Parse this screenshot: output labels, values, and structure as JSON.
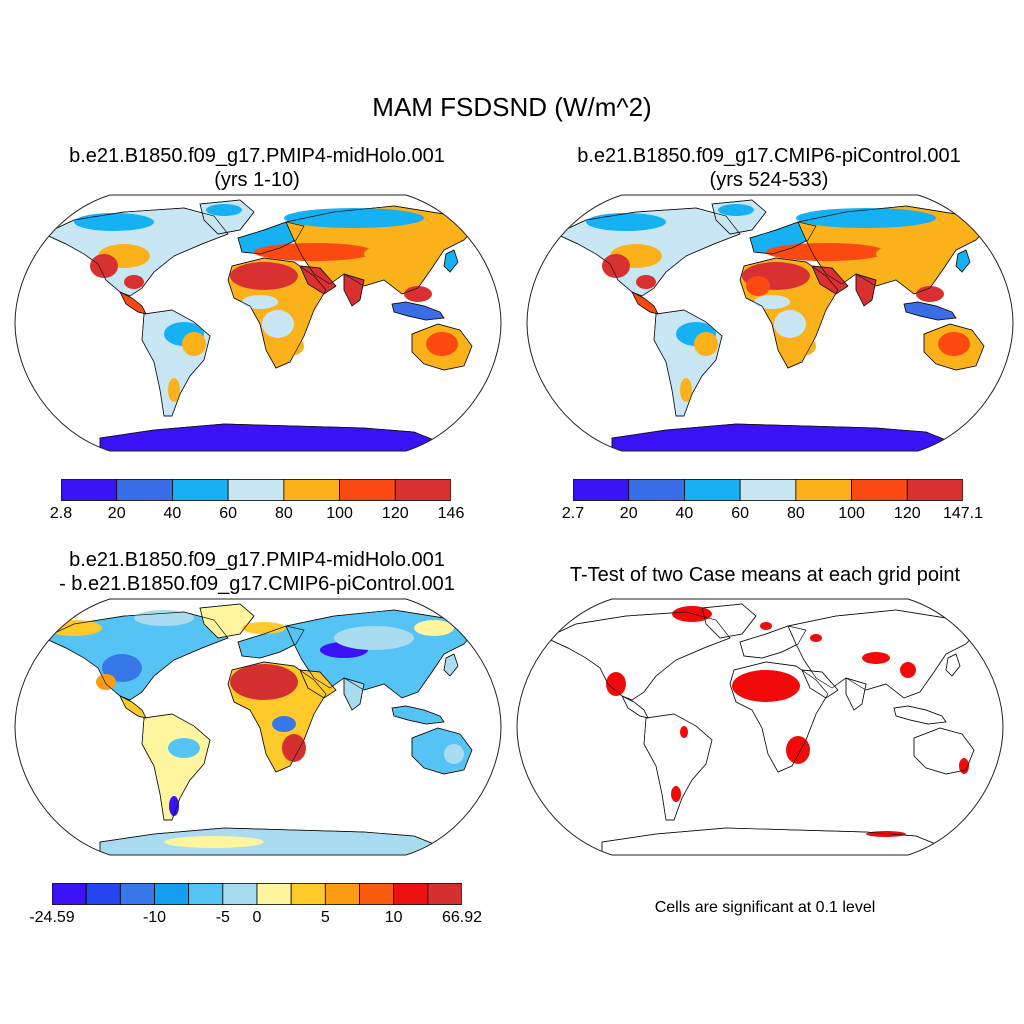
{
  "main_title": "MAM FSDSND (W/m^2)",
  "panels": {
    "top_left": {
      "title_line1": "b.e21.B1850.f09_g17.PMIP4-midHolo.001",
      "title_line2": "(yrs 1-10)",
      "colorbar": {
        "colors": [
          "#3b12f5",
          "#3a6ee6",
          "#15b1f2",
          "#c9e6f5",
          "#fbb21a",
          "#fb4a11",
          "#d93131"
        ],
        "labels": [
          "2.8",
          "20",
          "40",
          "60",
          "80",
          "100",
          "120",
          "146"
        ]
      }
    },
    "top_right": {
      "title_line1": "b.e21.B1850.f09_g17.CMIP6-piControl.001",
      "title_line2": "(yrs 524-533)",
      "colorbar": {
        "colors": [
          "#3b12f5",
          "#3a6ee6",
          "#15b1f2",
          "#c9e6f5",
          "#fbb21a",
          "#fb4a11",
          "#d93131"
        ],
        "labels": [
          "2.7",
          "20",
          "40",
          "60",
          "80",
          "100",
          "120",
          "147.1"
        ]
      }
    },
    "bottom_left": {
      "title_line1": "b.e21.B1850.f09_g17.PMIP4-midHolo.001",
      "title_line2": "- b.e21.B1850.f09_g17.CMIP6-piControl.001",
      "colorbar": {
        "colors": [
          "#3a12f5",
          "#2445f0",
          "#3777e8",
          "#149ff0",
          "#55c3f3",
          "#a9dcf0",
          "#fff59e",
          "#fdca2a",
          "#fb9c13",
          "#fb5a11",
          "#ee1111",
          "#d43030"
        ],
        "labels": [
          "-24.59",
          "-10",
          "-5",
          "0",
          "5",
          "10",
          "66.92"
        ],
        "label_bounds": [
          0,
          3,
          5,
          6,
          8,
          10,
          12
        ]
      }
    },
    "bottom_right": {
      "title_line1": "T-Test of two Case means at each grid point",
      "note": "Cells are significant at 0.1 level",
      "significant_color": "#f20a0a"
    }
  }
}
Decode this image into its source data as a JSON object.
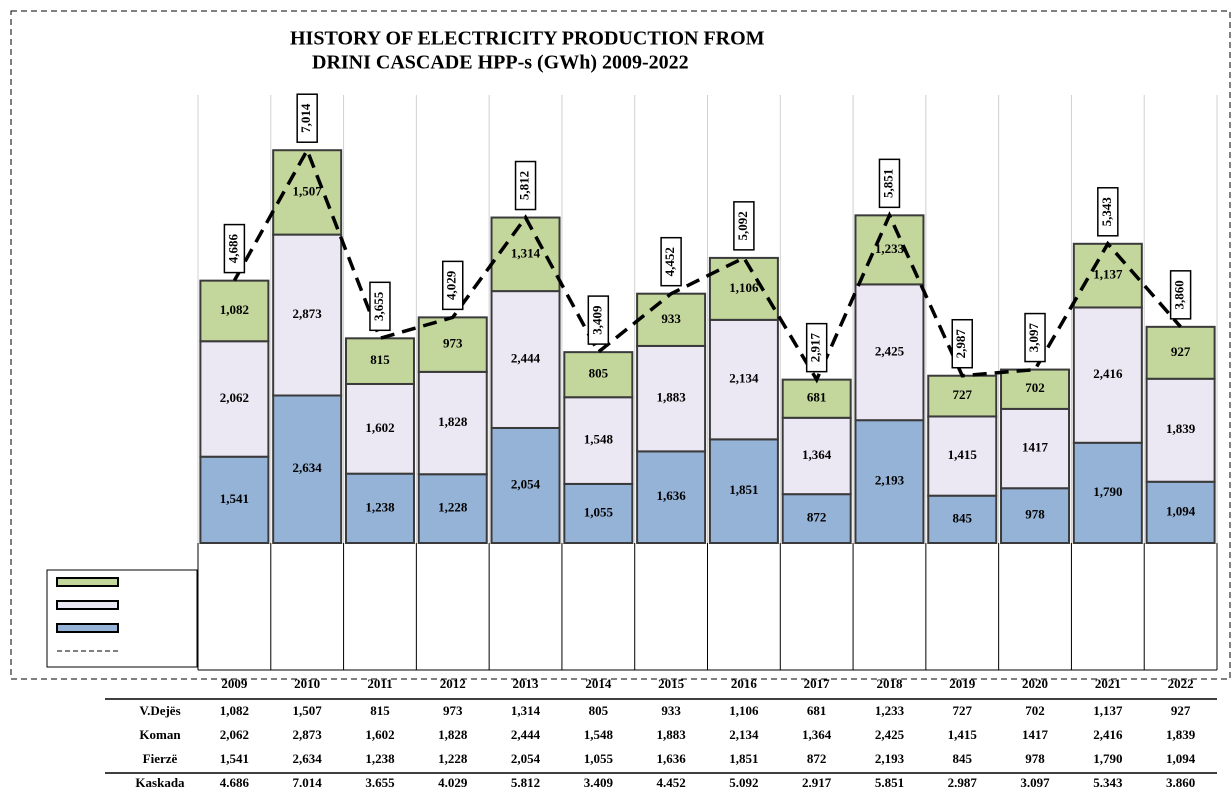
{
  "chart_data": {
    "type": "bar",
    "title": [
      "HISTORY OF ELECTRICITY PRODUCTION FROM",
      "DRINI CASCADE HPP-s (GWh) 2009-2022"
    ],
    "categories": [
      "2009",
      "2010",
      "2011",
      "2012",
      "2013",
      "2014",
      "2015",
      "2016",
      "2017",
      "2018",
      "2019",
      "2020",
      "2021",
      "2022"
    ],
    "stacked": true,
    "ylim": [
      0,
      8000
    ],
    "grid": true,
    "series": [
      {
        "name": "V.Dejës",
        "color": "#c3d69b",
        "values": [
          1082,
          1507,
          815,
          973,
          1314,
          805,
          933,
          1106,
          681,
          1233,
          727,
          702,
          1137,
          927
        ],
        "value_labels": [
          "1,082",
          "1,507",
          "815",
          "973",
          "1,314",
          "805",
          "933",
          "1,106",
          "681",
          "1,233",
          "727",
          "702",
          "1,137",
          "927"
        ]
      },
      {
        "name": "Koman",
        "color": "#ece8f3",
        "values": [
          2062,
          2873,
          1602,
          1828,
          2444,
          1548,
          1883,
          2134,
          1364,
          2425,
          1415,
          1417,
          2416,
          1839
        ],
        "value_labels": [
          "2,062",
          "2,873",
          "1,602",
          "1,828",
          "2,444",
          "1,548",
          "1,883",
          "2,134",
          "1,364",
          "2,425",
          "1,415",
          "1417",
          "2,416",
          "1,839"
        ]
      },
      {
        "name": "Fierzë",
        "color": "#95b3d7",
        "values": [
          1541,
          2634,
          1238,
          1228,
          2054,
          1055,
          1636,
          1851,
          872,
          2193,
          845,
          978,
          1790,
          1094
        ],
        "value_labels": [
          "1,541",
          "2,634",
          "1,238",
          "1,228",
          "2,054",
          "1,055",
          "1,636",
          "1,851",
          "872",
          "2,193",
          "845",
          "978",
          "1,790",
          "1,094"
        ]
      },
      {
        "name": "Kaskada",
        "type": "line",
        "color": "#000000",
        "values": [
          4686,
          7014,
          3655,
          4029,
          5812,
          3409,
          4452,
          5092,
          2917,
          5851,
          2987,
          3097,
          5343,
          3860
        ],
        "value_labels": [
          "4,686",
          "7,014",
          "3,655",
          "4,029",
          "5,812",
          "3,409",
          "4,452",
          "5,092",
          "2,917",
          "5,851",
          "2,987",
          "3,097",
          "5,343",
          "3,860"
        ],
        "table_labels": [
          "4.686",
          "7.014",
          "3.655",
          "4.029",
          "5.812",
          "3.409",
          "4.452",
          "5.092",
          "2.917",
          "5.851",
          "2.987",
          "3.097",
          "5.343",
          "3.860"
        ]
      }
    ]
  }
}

● ● ●

■ Short exercise: Give the data above again in full and unchanged, skipping the pictures.

■ Exercise output:
Parse this screenshot: output labels, values, and structure as JSON.
{
  "main_title": "MAM FSDSND (W/m^2)",
  "panels": {
    "top_left": {
      "title_line1": "b.e21.B1850.f09_g17.PMIP4-midHolo.001",
      "title_line2": "(yrs 1-10)",
      "colorbar": {
        "colors": [
          "#3b12f5",
          "#3a6ee6",
          "#15b1f2",
          "#c9e6f5",
          "#fbb21a",
          "#fb4a11",
          "#d93131"
        ],
        "labels": [
          "2.8",
          "20",
          "40",
          "60",
          "80",
          "100",
          "120",
          "146"
        ]
      }
    },
    "top_right": {
      "title_line1": "b.e21.B1850.f09_g17.CMIP6-piControl.001",
      "title_line2": "(yrs 524-533)",
      "colorbar": {
        "colors": [
          "#3b12f5",
          "#3a6ee6",
          "#15b1f2",
          "#c9e6f5",
          "#fbb21a",
          "#fb4a11",
          "#d93131"
        ],
        "labels": [
          "2.7",
          "20",
          "40",
          "60",
          "80",
          "100",
          "120",
          "147.1"
        ]
      }
    },
    "bottom_left": {
      "title_line1": "b.e21.B1850.f09_g17.PMIP4-midHolo.001",
      "title_line2": "- b.e21.B1850.f09_g17.CMIP6-piControl.001",
      "colorbar": {
        "colors": [
          "#3a12f5",
          "#2445f0",
          "#3777e8",
          "#149ff0",
          "#55c3f3",
          "#a9dcf0",
          "#fff59e",
          "#fdca2a",
          "#fb9c13",
          "#fb5a11",
          "#ee1111",
          "#d43030"
        ],
        "labels": [
          "-24.59",
          "-10",
          "-5",
          "0",
          "5",
          "10",
          "66.92"
        ],
        "label_bounds": [
          0,
          3,
          5,
          6,
          8,
          10,
          12
        ]
      }
    },
    "bottom_right": {
      "title_line1": "T-Test of two Case means at each grid point",
      "note": "Cells are significant at 0.1 level",
      "significant_color": "#f20a0a"
    }
  }
}
Decode this image into its source data as a JSON object.
{
  "chart_data": {
    "type": "bar",
    "title": [
      "HISTORY OF ELECTRICITY PRODUCTION FROM",
      "DRINI CASCADE HPP-s (GWh) 2009-2022"
    ],
    "categories": [
      "2009",
      "2010",
      "2011",
      "2012",
      "2013",
      "2014",
      "2015",
      "2016",
      "2017",
      "2018",
      "2019",
      "2020",
      "2021",
      "2022"
    ],
    "stacked": true,
    "ylim": [
      0,
      8000
    ],
    "grid": true,
    "series": [
      {
        "name": "V.Dejës",
        "color": "#c3d69b",
        "values": [
          1082,
          1507,
          815,
          973,
          1314,
          805,
          933,
          1106,
          681,
          1233,
          727,
          702,
          1137,
          927
        ],
        "value_labels": [
          "1,082",
          "1,507",
          "815",
          "973",
          "1,314",
          "805",
          "933",
          "1,106",
          "681",
          "1,233",
          "727",
          "702",
          "1,137",
          "927"
        ]
      },
      {
        "name": "Koman",
        "color": "#ece8f3",
        "values": [
          2062,
          2873,
          1602,
          1828,
          2444,
          1548,
          1883,
          2134,
          1364,
          2425,
          1415,
          1417,
          2416,
          1839
        ],
        "value_labels": [
          "2,062",
          "2,873",
          "1,602",
          "1,828",
          "2,444",
          "1,548",
          "1,883",
          "2,134",
          "1,364",
          "2,425",
          "1,415",
          "1417",
          "2,416",
          "1,839"
        ]
      },
      {
        "name": "Fierzë",
        "color": "#95b3d7",
        "values": [
          1541,
          2634,
          1238,
          1228,
          2054,
          1055,
          1636,
          1851,
          872,
          2193,
          845,
          978,
          1790,
          1094
        ],
        "value_labels": [
          "1,541",
          "2,634",
          "1,238",
          "1,228",
          "2,054",
          "1,055",
          "1,636",
          "1,851",
          "872",
          "2,193",
          "845",
          "978",
          "1,790",
          "1,094"
        ]
      },
      {
        "name": "Kaskada",
        "type": "line",
        "color": "#000000",
        "values": [
          4686,
          7014,
          3655,
          4029,
          5812,
          3409,
          4452,
          5092,
          2917,
          5851,
          2987,
          3097,
          5343,
          3860
        ],
        "value_labels": [
          "4,686",
          "7,014",
          "3,655",
          "4,029",
          "5,812",
          "3,409",
          "4,452",
          "5,092",
          "2,917",
          "5,851",
          "2,987",
          "3,097",
          "5,343",
          "3,860"
        ],
        "table_labels": [
          "4.686",
          "7.014",
          "3.655",
          "4.029",
          "5.812",
          "3.409",
          "4.452",
          "5.092",
          "2.917",
          "5.851",
          "2.987",
          "3.097",
          "5.343",
          "3.860"
        ]
      }
    ]
  }
}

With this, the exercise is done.